采用滴定平板技术™ 进行间接免疫荧光实验
为了使实验操作标准化,欧蒙开发了滴定平板技术™ :滴加标本或标记抗体至加样板的反应区,然后将生物薄片载片盖在加样板表面的凹槽里,这时,载片上的所有生物薄片均与液滴接触,反应同时开始。系统的几何结构决定了液滴的位置和高度。因为液体被局限在一封闭的空间里,所以不再需要传统的“湿盒”。并且可在一致的反应条件下同时温育任何数量的标本。
准备:检查加样板是否反应区亲水而周边疏水?如果不是,可用湿纸巾擦拭,必要时可使用家用洗涤剂或Extran MA 01(默克公司),再用水彻底冲洗。需要消毒时,可于3%的Sekusept Extra (汉高公司)中浸泡1小时。只有当载片平衡到室温后方可打开袋子。不要触及生物薄片。按照要求用记号笔对玻片进行标记。
稀释: 按照试剂盒使用说明稀释血清标本。每次实验均需加入阳性和阴性对照。对照血清使用前必须混匀。
加样:在加样板的每个反应区加入稀释血清,避免产生气泡。滴加完所有待测标本后才开始温育(一次最多200份)。使用聚苯乙烯加样板。
加样体积:
10 µl/反应区(3 x 3 mm)
25 µl/反应区(5 x 5 mm)
70 µl/反应区(7 x 9 mm)
温育:将载片盖在加样板对应的凹槽里,反应即开始。确保每个标本均能够与生物薄片相接触,而标本之间不相互接触。室温温育30分钟。

* 所给信息 *
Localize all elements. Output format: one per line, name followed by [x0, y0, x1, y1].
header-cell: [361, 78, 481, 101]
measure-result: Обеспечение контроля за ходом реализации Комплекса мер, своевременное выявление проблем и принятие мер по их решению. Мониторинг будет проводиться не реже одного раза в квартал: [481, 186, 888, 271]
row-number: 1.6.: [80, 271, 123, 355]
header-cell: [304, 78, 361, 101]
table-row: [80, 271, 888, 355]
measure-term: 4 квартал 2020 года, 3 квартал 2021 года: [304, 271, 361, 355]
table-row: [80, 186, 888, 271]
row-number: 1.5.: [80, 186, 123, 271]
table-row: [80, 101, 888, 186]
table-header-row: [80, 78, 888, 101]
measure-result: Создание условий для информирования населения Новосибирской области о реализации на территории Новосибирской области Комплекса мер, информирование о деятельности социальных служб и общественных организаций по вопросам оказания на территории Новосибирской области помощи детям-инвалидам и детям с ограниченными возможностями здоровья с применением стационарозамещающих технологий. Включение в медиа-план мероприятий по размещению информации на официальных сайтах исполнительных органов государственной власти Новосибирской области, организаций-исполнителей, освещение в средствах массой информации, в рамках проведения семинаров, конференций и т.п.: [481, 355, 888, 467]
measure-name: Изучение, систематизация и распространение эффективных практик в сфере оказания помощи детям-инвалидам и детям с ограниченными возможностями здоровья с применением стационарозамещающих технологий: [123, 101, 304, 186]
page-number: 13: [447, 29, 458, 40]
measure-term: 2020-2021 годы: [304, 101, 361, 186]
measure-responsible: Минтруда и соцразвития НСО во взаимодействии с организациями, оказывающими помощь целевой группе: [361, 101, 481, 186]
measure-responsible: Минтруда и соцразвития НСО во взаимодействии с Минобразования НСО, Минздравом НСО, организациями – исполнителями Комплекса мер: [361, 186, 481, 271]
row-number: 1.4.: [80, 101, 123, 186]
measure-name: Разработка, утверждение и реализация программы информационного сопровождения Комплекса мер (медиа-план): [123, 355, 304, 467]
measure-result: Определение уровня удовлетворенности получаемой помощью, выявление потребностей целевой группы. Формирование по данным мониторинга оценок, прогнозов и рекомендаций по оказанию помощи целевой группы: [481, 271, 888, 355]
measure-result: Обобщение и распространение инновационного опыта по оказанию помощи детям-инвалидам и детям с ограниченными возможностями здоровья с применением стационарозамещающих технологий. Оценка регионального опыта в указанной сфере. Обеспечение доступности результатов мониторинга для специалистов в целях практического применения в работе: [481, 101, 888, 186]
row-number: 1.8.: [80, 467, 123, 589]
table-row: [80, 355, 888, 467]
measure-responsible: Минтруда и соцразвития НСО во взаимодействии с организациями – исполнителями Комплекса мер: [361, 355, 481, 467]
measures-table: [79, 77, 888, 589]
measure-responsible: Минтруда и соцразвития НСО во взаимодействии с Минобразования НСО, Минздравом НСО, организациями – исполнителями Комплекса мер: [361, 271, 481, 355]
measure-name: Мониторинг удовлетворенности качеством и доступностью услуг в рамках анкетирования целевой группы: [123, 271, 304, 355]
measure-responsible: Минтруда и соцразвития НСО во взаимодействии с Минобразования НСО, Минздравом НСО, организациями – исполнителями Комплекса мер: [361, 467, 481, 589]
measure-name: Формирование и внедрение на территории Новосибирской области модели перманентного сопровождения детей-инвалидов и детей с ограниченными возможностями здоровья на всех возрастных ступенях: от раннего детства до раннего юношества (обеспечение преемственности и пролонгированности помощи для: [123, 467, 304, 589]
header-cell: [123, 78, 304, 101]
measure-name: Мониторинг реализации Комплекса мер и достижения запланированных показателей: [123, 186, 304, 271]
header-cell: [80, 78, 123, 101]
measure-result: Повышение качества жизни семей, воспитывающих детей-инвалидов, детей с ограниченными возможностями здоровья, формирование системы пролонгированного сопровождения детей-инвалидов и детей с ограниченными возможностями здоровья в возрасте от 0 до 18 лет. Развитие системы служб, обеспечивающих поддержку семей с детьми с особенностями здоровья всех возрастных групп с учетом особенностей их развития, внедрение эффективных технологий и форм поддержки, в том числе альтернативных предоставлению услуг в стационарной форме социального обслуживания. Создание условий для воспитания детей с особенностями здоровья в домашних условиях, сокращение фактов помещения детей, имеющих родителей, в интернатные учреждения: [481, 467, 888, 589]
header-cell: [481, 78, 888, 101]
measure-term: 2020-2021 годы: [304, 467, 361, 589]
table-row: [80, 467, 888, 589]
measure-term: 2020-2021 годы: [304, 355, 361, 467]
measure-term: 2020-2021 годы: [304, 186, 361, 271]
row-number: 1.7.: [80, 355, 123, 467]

* 待完成任务 *
1) 请将滴定平板技术摘录中从“加样:在加样板的每个反应区加”一直到“相互接触。室温温育30分钟。”的这段文字逐字复制下来。
2) 列出滴定平板技术摘录中给出的全部加样体积，并注明各自对应的反应区尺寸。
3) 接着滴定平板技术摘录的最后一句往下续写。

* 各题答案 *
1)
加样:在加样板的每个反应区加入稀释血清,避免产生气泡。滴加完所有待测标本后才开始温育(一次最多200份)。使用聚苯乙烯加样板。
加样体积:
10 µl/反应区(3 x 3 mm)
25 µl/反应区(5 x 5 mm)
70 µl/反应区(7 x 9 mm)
温育:将载片盖在加样板对应的凹槽里,反应即开始。确保每个标本均能够与生物薄片相接触,而标本之间不相互接触。室温温育30分钟。

2)
10 µl/反应区（3 x 3 mm）
25 µl/反应区（5 x 5 mm）
70 µl/反应区（7 x 9 mm）

3)
清洗:用烧杯盛PBS-Tween缓冲液,流水冲洗载片,然后立即放入装有PBS-Tween缓冲液的小杯中浸洗至少5分钟。
冲洗1秒钟
小杯内浸洗5分钟
加样:将荧光标记的抗人免疫球蛋白(酶结合物)加入洁净加样板的每个反应区。完全加完所有的二抗后,方可继续温育(最多可加50个载片)。使用连续加样器。加样前应使用加样器混匀。为节约时间,可在第一步温育的同时滴加酶结合物至另一个加样板的反应区中。
加样体积:
10 µl/反应区(3 x 3 mm)
20 µl/反应区(5 x 5 mm)
60 µl/反应区(7 x 9 mm)
温育:从PBS-Tween 清洗缓冲液中取出一张载片,5秒钟内用吸水纸擦一下背面和边缘后,立即将载片覆有生物薄片的一面朝下,盖在加样板的凹槽里。注意:为防止破坏基质,不要擦拭反应区的间隙。检查生物薄片是否与液滴接触良好,然后继续下一张。从现在开始,注意避免阳光直射载片。室温温育30分钟。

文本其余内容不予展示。